Dataset excerpts
* * * * * * * * *

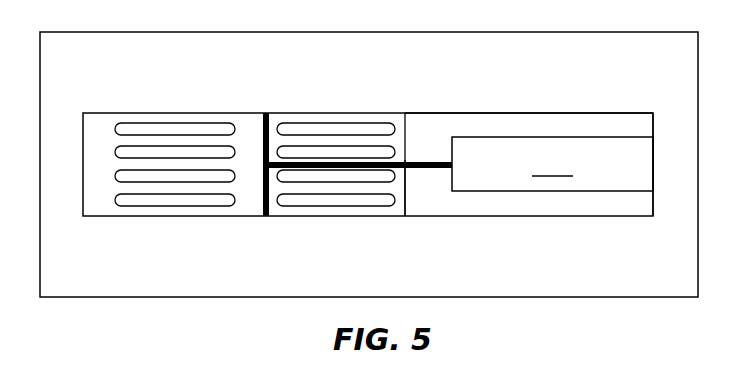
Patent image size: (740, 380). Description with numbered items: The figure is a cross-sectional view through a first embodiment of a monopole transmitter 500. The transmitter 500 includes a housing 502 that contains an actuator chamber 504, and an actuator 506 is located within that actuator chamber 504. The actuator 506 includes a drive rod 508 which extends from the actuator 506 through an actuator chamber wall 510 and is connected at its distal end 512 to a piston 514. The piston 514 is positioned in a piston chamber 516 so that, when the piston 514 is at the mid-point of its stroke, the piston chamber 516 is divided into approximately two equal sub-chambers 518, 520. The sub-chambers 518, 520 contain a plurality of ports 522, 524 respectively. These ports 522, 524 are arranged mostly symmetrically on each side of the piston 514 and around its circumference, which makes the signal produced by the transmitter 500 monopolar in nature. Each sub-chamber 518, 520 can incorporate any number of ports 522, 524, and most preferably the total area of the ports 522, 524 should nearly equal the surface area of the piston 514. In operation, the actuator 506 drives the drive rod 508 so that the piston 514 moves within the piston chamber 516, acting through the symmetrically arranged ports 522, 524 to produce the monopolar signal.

The monopole transmitter 500 is at (297, 92).
The housing 502 is at (529, 152).
The actuator chamber 504 is at (646, 148).
The actuator 506 is at (552, 164).
The drive rod 508 is at (384, 126).
The actuator chamber wall 510 is at (439, 201).
The distal end 512 is at (299, 204).
The piston 514 is at (233, 125).
The piston chamber 516 is at (175, 108).
The sub-chamber 518 is at (175, 221).
The sub-chamber 520 is at (337, 228).
The ports 522 is at (165, 164).
The ports 524 is at (347, 164).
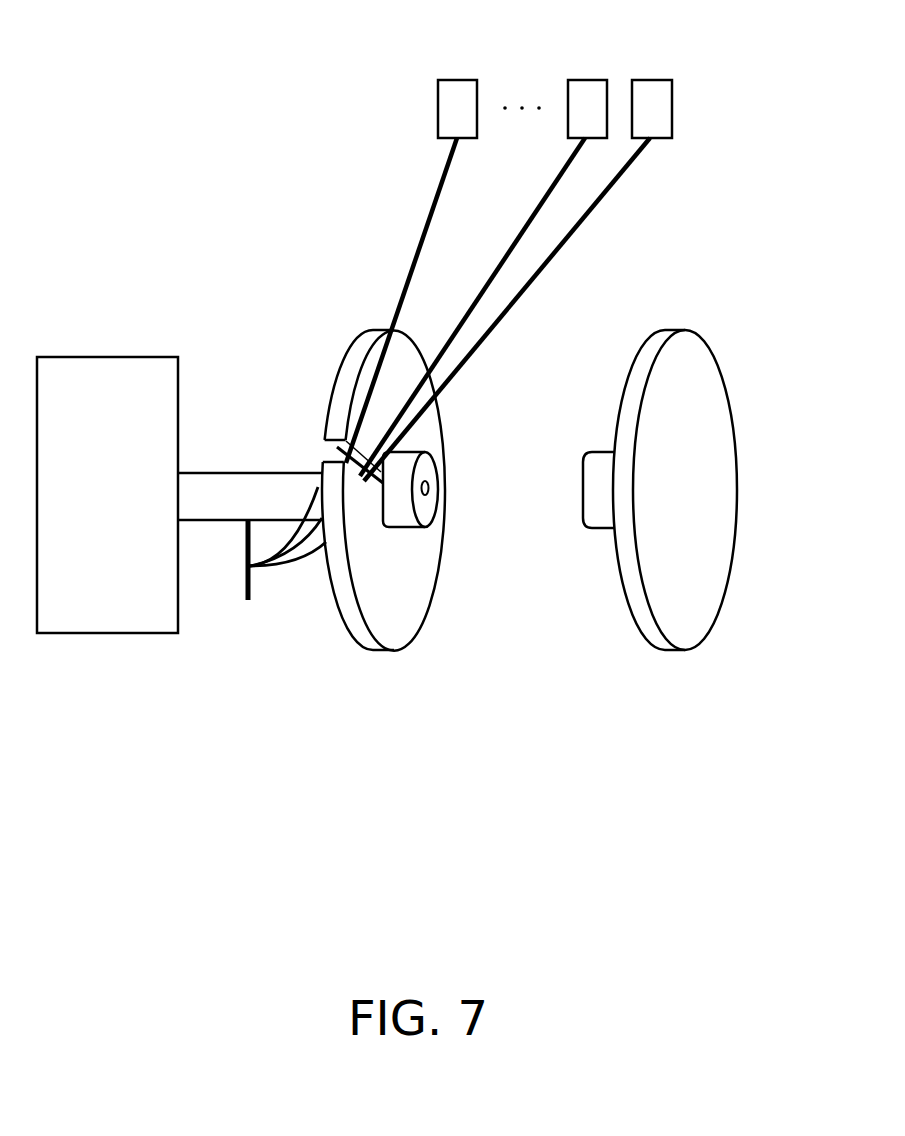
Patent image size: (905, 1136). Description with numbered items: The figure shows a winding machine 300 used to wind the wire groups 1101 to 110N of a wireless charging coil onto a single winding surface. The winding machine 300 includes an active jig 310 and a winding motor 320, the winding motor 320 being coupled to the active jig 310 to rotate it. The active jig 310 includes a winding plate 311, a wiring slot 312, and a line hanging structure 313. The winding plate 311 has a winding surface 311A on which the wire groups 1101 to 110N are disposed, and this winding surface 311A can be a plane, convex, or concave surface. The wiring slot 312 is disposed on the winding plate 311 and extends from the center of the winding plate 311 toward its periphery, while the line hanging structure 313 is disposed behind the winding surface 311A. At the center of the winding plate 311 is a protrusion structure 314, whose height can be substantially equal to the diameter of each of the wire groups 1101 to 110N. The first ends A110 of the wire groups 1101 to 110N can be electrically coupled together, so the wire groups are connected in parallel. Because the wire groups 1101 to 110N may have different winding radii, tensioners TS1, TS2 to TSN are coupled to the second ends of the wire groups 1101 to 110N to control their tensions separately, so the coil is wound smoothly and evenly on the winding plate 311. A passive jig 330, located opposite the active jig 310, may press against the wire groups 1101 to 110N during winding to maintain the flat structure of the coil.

The tensioner TSN is at (455, 80).
The tensioner TS2 is at (585, 80).
The tensioner TS1 is at (650, 80).
The wire group 110N is at (421, 234).
The wire group 1101 is at (528, 306).
The winding machine 300 is at (569, 681).
The active jig 310 is at (352, 290).
The winding plate 311 is at (354, 362).
The winding surface 311A is at (397, 610).
The wiring slot 312 is at (324, 440).
The line hanging structure 313 is at (246, 545).
The protrusion structure 314 is at (430, 506).
The winding motor 320 is at (106, 357).
The passive jig 330 is at (715, 408).
The first ends A110 is at (289, 606).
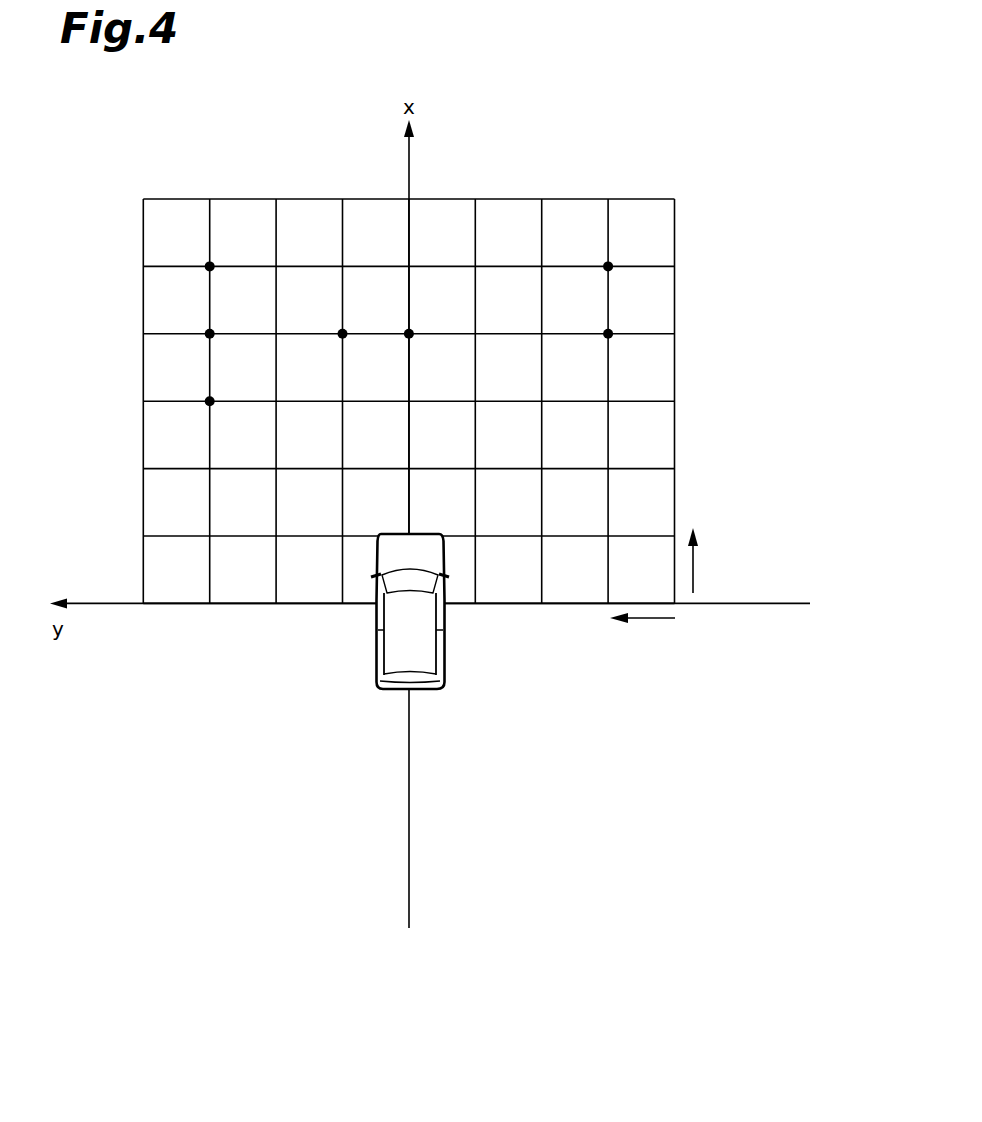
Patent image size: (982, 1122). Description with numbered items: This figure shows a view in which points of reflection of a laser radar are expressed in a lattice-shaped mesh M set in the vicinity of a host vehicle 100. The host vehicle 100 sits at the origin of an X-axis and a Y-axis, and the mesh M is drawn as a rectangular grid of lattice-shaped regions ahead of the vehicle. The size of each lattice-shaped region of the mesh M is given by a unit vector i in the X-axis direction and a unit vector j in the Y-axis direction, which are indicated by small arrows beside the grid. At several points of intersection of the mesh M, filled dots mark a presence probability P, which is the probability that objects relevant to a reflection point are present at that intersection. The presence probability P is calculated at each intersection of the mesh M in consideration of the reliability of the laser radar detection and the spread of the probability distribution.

The host vehicle 100 is at (445, 641).
The mesh M is at (572, 199).
The presence probability P is at (213, 263).
The unit vector in X-axis direction i is at (696, 560).
The unit vector in Y-axis direction j is at (652, 619).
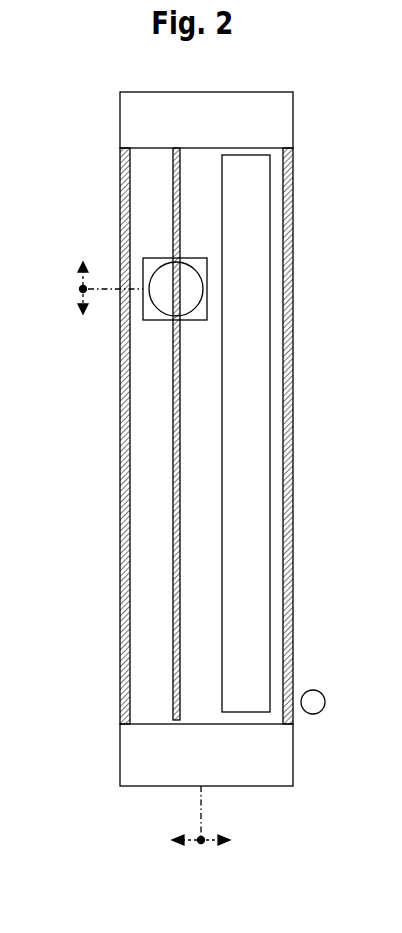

* * * * * * * * *

Reproduce the rows above, changing "Patent image size" to "Drawing dimensions" wherever it occurs and keeping everything else as it is. Leave the pictures out.

» SOLUTION
Drawing dimensions: (740, 380). Description with numbered items: The figure is a cross-sectional view through a first embodiment of a monopole transmitter 500. The transmitter 500 includes a housing 502 that contains an actuator chamber 504, and an actuator 506 is located within that actuator chamber 504. The actuator 506 includes a drive rod 508 which extends from the actuator 506 through an actuator chamber wall 510 and is connected at its distal end 512 to a piston 514. The piston 514 is positioned in a piston chamber 516 so that, when the piston 514 is at the mid-point of its stroke, the piston chamber 516 is divided into approximately two equal sub-chambers 518, 520. The sub-chambers 518, 520 contain a plurality of ports 522, 524 respectively. These ports 522, 524 are arranged mostly symmetrically on each side of the piston 514 and around its circumference, which makes the signal produced by the transmitter 500 monopolar in nature. Each sub-chamber 518, 520 can incorporate any number of ports 522, 524, and most preferably the total area of the ports 522, 524 should nearly equal the surface area of the piston 514. In operation, the actuator 506 drives the drive rod 508 so that the piston 514 moves within the piston chamber 516, acting through the symmetrically arranged ports 522, 524 to produce the monopolar signal.

The monopole transmitter 500 is at (297, 92).
The housing 502 is at (529, 152).
The actuator chamber 504 is at (646, 148).
The actuator 506 is at (552, 164).
The drive rod 508 is at (384, 126).
The actuator chamber wall 510 is at (439, 201).
The distal end 512 is at (299, 204).
The piston 514 is at (233, 125).
The piston chamber 516 is at (175, 108).
The sub-chamber 518 is at (175, 221).
The sub-chamber 520 is at (337, 228).
The ports 522 is at (165, 164).
The ports 524 is at (347, 164).
Drawing dimensions: (905, 1136). Description with numbered items: The figure shows a winding machine 300 used to wind the wire groups 1101 to 110N of a wireless charging coil onto a single winding surface. The winding machine 300 includes an active jig 310 and a winding motor 320, the winding motor 320 being coupled to the active jig 310 to rotate it. The active jig 310 includes a winding plate 311, a wiring slot 312, and a line hanging structure 313. The winding plate 311 has a winding surface 311A on which the wire groups 1101 to 110N are disposed, and this winding surface 311A can be a plane, convex, or concave surface. The wiring slot 312 is disposed on the winding plate 311 and extends from the center of the winding plate 311 toward its periphery, while the line hanging structure 313 is disposed behind the winding surface 311A. At the center of the winding plate 311 is a protrusion structure 314, whose height can be substantially equal to the diameter of each of the wire groups 1101 to 110N. The first ends A110 of the wire groups 1101 to 110N can be electrically coupled together, so the wire groups are connected in parallel. Because the wire groups 1101 to 110N may have different winding radii, tensioners TS1, TS2 to TSN are coupled to the second ends of the wire groups 1101 to 110N to control their tensions separately, so the coil is wound smoothly and evenly on the winding plate 311. A passive jig 330, located opposite the active jig 310, may press against the wire groups 1101 to 110N during winding to maintain the flat structure of the coil.

The tensioner TSN is at (455, 80).
The tensioner TS2 is at (585, 80).
The tensioner TS1 is at (650, 80).
The wire group 110N is at (421, 234).
The wire group 1101 is at (528, 306).
The winding machine 300 is at (569, 681).
The active jig 310 is at (352, 290).
The winding plate 311 is at (354, 362).
The winding surface 311A is at (397, 610).
The wiring slot 312 is at (324, 440).
The line hanging structure 313 is at (246, 545).
The protrusion structure 314 is at (430, 506).
The winding motor 320 is at (106, 357).
The passive jig 330 is at (715, 408).
The first ends A110 is at (289, 606).
Drawing dimensions: (982, 1122). Description with numbered items: This figure shows a view in which points of reflection of a laser radar are expressed in a lattice-shaped mesh M set in the vicinity of a host vehicle 100. The host vehicle 100 sits at the origin of an X-axis and a Y-axis, and the mesh M is drawn as a rectangular grid of lattice-shaped regions ahead of the vehicle. The size of each lattice-shaped region of the mesh M is given by a unit vector i in the X-axis direction and a unit vector j in the Y-axis direction, which are indicated by small arrows beside the grid. At several points of intersection of the mesh M, filled dots mark a presence probability P, which is the probability that objects relevant to a reflection point are present at that intersection. The presence probability P is calculated at each intersection of the mesh M in consideration of the reliability of the laser radar detection and the spread of the probability distribution.

The host vehicle 100 is at (445, 641).
The mesh M is at (572, 199).
The presence probability P is at (213, 263).
The unit vector in X-axis direction i is at (696, 560).
The unit vector in Y-axis direction j is at (652, 619).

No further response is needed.